**** DATASET ENTRIES

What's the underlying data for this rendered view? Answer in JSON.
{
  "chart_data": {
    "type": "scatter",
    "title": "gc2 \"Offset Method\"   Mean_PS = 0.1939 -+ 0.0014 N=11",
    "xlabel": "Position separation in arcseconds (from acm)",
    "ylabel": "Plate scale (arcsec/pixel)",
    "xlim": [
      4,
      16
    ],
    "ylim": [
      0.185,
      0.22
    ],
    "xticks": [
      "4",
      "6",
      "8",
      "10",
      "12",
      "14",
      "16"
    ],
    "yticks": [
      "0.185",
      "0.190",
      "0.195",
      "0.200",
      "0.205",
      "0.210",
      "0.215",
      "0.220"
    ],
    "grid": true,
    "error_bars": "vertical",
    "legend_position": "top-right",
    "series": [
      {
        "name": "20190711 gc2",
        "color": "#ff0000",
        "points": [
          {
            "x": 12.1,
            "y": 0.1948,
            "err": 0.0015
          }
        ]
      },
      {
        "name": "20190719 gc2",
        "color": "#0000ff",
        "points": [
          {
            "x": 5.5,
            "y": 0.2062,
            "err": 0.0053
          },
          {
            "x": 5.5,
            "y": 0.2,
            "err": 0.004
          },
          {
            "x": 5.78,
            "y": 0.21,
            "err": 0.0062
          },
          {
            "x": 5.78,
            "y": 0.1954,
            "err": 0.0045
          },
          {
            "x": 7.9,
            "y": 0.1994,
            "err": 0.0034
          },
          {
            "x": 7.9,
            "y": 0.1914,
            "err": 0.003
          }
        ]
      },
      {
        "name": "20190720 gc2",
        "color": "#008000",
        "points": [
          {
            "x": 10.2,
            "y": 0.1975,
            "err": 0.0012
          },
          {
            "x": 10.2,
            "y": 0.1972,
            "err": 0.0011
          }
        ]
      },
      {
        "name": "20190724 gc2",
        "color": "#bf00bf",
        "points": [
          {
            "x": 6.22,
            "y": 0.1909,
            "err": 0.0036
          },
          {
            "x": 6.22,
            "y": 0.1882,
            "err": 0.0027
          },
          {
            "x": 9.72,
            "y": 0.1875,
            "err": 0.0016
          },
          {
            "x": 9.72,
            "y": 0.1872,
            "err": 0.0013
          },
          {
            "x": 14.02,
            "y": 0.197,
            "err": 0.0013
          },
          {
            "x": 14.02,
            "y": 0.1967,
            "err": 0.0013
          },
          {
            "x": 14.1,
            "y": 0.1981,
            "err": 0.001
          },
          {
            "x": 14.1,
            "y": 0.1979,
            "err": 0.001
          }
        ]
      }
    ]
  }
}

********

Each entry above is to be quoted exactly.

### TASK ANSWER:
What's the underlying data for this rendered view? Answer in JSON.
{
  "chart_data": {
    "type": "scatter",
    "title": "gc2 \"Offset Method\"   Mean_PS = 0.1939 -+ 0.0014 N=11",
    "xlabel": "Position separation in arcseconds (from acm)",
    "ylabel": "Plate scale (arcsec/pixel)",
    "xlim": [
      4,
      16
    ],
    "ylim": [
      0.185,
      0.22
    ],
    "xticks": [
      "4",
      "6",
      "8",
      "10",
      "12",
      "14",
      "16"
    ],
    "yticks": [
      "0.185",
      "0.190",
      "0.195",
      "0.200",
      "0.205",
      "0.210",
      "0.215",
      "0.220"
    ],
    "grid": true,
    "error_bars": "vertical",
    "legend_position": "top-right",
    "series": [
      {
        "name": "20190711 gc2",
        "color": "#ff0000",
        "points": [
          {
            "x": 12.1,
            "y": 0.1948,
            "err": 0.0015
          }
        ]
      },
      {
        "name": "20190719 gc2",
        "color": "#0000ff",
        "points": [
          {
            "x": 5.5,
            "y": 0.2062,
            "err": 0.0053
          },
          {
            "x": 5.5,
            "y": 0.2,
            "err": 0.004
          },
          {
            "x": 5.78,
            "y": 0.21,
            "err": 0.0062
          },
          {
            "x": 5.78,
            "y": 0.1954,
            "err": 0.0045
          },
          {
            "x": 7.9,
            "y": 0.1994,
            "err": 0.0034
          },
          {
            "x": 7.9,
            "y": 0.1914,
            "err": 0.003
          }
        ]
      },
      {
        "name": "20190720 gc2",
        "color": "#008000",
        "points": [
          {
            "x": 10.2,
            "y": 0.1975,
            "err": 0.0012
          },
          {
            "x": 10.2,
            "y": 0.1972,
            "err": 0.0011
          }
        ]
      },
      {
        "name": "20190724 gc2",
        "color": "#bf00bf",
        "points": [
          {
            "x": 6.22,
            "y": 0.1909,
            "err": 0.0036
          },
          {
            "x": 6.22,
            "y": 0.1882,
            "err": 0.0027
          },
          {
            "x": 9.72,
            "y": 0.1875,
            "err": 0.0016
          },
          {
            "x": 9.72,
            "y": 0.1872,
            "err": 0.0013
          },
          {
            "x": 14.02,
            "y": 0.197,
            "err": 0.0013
          },
          {
            "x": 14.02,
            "y": 0.1967,
            "err": 0.0013
          },
          {
            "x": 14.1,
            "y": 0.1981,
            "err": 0.001
          },
          {
            "x": 14.1,
            "y": 0.1979,
            "err": 0.001
          }
        ]
      }
    ]
  }
}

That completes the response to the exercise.